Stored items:
* start *

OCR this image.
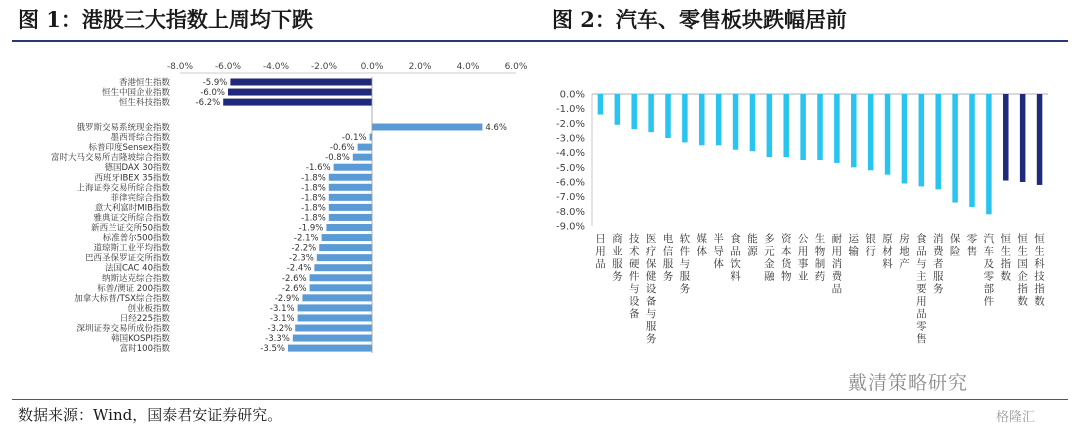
图 1：港股三大指数上周均下跌	图 2：汽车、零售板块跌幅居前
-8.0% -6.0% -4.0% -2.0%	0.0%	2.0%	4.0%	6.0%
香港恒生指数	-5.9%
恒生中国企业指数	-6.0%
恒生科技指数	-6.2%
俄罗斯交易系统现金指数	4.6%
墨西哥综合指数	-0.1%
标普印度Sensex指数	-0.6%
富时大马交易所吉隆坡综合指数	-0.8%
德国DAX 30指数	-1.6%
西班牙IBEX 35指数	-1.8%
上海证券交易所综合指数	-1.8%
菲律宾综合指数	-1.8%
意大利富时MIB指数	-1.8%
雅典证交所综合指数	-1.8%
新西兰证交所50指数	-1.9%
标准普尔500指数	-2.1%
道琼斯工业平均指数	-2.2%
巴西圣保罗证交所指数	-2.3%
法国CAC 40指数	-2.4%
纳斯达克综合指数	-2.6%
标普/澳证 200指数	-2.6%
加拿大标普/TSX综合指数	-2.9%
创业板指数	-3.1%
日经225指数	-3.1%
深圳证券交易所成份指数	-3.2%
韩国KOSPI指数	-3.3%
富时100指数	-3.5%
0.0%
-1.0%
-2.0%
-3.0%
-4.0%
-5.0%
-6.0%
-7.0%
-8.0%
-9.0%
日用品
商业服务
技术硬件与设备
医疗保健设备与服务
电信服务
软件与服务
媒体
半导体
食品饮料
能源
多元金融
资本货物
公用事业
生物制药
耐用消费品
运输
银行
原材料
房地产
食品与主要用品零售
消费者服务
保险
零售
汽车及零部件
恒生指数
恒生国企指数
恒生科技指数
戴清策略研究
数据来源：Wind，国泰君安证券研究。	格隆汇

* end *

Copy out every line of the material above exactly, skipping the pictures.

OCR this image.
图 1：港股三大指数上周均下跌	图 2：汽车、零售板块跌幅居前
-8.0% -6.0% -4.0% -2.0%	0.0%	2.0%	4.0%	6.0%
香港恒生指数	-5.9%
恒生中国企业指数	-6.0%
恒生科技指数	-6.2%
俄罗斯交易系统现金指数	4.6%
墨西哥综合指数	-0.1%
标普印度Sensex指数	-0.6%
富时大马交易所吉隆坡综合指数	-0.8%
德国DAX 30指数	-1.6%
西班牙IBEX 35指数	-1.8%
上海证券交易所综合指数	-1.8%
菲律宾综合指数	-1.8%
意大利富时MIB指数	-1.8%
雅典证交所综合指数	-1.8%
新西兰证交所50指数	-1.9%
标准普尔500指数	-2.1%
道琼斯工业平均指数	-2.2%
巴西圣保罗证交所指数	-2.3%
法国CAC 40指数	-2.4%
纳斯达克综合指数	-2.6%
标普/澳证 200指数	-2.6%
加拿大标普/TSX综合指数	-2.9%
创业板指数	-3.1%
日经225指数	-3.1%
深圳证券交易所成份指数	-3.2%
韩国KOSPI指数	-3.3%
富时100指数	-3.5%
0.0%
-1.0%
-2.0%
-3.0%
-4.0%
-5.0%
-6.0%
-7.0%
-8.0%
-9.0%
日用品
商业服务
技术硬件与设备
医疗保健设备与服务
电信服务
软件与服务
媒体
半导体
食品饮料
能源
多元金融
资本货物
公用事业
生物制药
耐用消费品
运输
银行
原材料
房地产
食品与主要用品零售
消费者服务
保险
零售
汽车及零部件
恒生指数
恒生国企指数
恒生科技指数
戴清策略研究
数据来源：Wind，国泰君安证券研究。	格隆汇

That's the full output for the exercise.